**Exercise**
Return all of the entries exactly as written.

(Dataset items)
## START

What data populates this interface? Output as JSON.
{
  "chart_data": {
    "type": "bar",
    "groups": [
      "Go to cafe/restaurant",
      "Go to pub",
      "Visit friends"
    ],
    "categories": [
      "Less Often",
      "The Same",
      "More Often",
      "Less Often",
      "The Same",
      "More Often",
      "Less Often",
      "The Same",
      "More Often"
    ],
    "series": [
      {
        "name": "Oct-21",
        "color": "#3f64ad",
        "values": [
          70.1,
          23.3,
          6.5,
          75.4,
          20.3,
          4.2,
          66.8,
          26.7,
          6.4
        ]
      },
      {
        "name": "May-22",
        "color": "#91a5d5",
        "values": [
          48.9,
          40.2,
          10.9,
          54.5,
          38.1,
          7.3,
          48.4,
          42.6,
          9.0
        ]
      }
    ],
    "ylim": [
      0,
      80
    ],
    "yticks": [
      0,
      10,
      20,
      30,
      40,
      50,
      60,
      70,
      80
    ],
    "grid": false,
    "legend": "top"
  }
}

## END

**The answer**
What data populates this interface? Output as JSON.
{
  "chart_data": {
    "type": "bar",
    "groups": [
      "Go to cafe/restaurant",
      "Go to pub",
      "Visit friends"
    ],
    "categories": [
      "Less Often",
      "The Same",
      "More Often",
      "Less Often",
      "The Same",
      "More Often",
      "Less Often",
      "The Same",
      "More Often"
    ],
    "series": [
      {
        "name": "Oct-21",
        "color": "#3f64ad",
        "values": [
          70.1,
          23.3,
          6.5,
          75.4,
          20.3,
          4.2,
          66.8,
          26.7,
          6.4
        ]
      },
      {
        "name": "May-22",
        "color": "#91a5d5",
        "values": [
          48.9,
          40.2,
          10.9,
          54.5,
          38.1,
          7.3,
          48.4,
          42.6,
          9.0
        ]
      }
    ],
    "ylim": [
      0,
      80
    ],
    "yticks": [
      0,
      10,
      20,
      30,
      40,
      50,
      60,
      70,
      80
    ],
    "grid": false,
    "legend": "top"
  }
}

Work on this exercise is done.